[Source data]
(begin)

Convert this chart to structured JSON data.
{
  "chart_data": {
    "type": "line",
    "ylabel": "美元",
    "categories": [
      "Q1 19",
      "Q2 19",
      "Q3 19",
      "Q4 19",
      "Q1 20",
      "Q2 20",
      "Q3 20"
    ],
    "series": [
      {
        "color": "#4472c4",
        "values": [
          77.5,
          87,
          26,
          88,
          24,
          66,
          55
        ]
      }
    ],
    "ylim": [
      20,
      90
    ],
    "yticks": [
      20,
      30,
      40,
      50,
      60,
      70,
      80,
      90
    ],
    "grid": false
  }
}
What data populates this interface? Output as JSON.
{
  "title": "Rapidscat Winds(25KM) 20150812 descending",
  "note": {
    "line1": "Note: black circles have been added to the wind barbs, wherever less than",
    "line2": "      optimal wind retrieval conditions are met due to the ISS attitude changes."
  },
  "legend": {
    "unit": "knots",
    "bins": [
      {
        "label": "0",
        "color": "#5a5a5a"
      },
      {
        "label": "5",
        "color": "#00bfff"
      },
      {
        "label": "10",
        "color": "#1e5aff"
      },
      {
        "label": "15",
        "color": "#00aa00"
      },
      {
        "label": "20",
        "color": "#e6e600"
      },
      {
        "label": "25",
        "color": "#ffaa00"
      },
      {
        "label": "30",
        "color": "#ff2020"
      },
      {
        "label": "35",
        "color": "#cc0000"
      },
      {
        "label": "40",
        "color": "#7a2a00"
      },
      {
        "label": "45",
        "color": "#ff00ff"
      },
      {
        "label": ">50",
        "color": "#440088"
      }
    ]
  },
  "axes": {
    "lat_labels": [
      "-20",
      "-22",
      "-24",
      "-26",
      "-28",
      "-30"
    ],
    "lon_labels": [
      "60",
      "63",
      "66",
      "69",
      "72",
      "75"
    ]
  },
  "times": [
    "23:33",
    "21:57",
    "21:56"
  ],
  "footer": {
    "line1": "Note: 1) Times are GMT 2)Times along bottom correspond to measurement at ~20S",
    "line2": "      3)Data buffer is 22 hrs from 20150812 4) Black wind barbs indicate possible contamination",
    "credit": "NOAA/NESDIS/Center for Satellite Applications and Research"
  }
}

(end)

WRITTEN TASK: Write out all the lines again, exactly as they are.

TASK ANSWER:
Convert this chart to structured JSON data.
{
  "chart_data": {
    "type": "line",
    "ylabel": "美元",
    "categories": [
      "Q1 19",
      "Q2 19",
      "Q3 19",
      "Q4 19",
      "Q1 20",
      "Q2 20",
      "Q3 20"
    ],
    "series": [
      {
        "color": "#4472c4",
        "values": [
          77.5,
          87,
          26,
          88,
          24,
          66,
          55
        ]
      }
    ],
    "ylim": [
      20,
      90
    ],
    "yticks": [
      20,
      30,
      40,
      50,
      60,
      70,
      80,
      90
    ],
    "grid": false
  }
}
What data populates this interface? Output as JSON.
{
  "title": "Rapidscat Winds(25KM) 20150812 descending",
  "note": {
    "line1": "Note: black circles have been added to the wind barbs, wherever less than",
    "line2": "      optimal wind retrieval conditions are met due to the ISS attitude changes."
  },
  "legend": {
    "unit": "knots",
    "bins": [
      {
        "label": "0",
        "color": "#5a5a5a"
      },
      {
        "label": "5",
        "color": "#00bfff"
      },
      {
        "label": "10",
        "color": "#1e5aff"
      },
      {
        "label": "15",
        "color": "#00aa00"
      },
      {
        "label": "20",
        "color": "#e6e600"
      },
      {
        "label": "25",
        "color": "#ffaa00"
      },
      {
        "label": "30",
        "color": "#ff2020"
      },
      {
        "label": "35",
        "color": "#cc0000"
      },
      {
        "label": "40",
        "color": "#7a2a00"
      },
      {
        "label": "45",
        "color": "#ff00ff"
      },
      {
        "label": ">50",
        "color": "#440088"
      }
    ]
  },
  "axes": {
    "lat_labels": [
      "-20",
      "-22",
      "-24",
      "-26",
      "-28",
      "-30"
    ],
    "lon_labels": [
      "60",
      "63",
      "66",
      "69",
      "72",
      "75"
    ]
  },
  "times": [
    "23:33",
    "21:57",
    "21:56"
  ],
  "footer": {
    "line1": "Note: 1) Times are GMT 2)Times along bottom correspond to measurement at ~20S",
    "line2": "      3)Data buffer is 22 hrs from 20150812 4) Black wind barbs indicate possible contamination",
    "credit": "NOAA/NESDIS/Center for Satellite Applications and Research"
  }
}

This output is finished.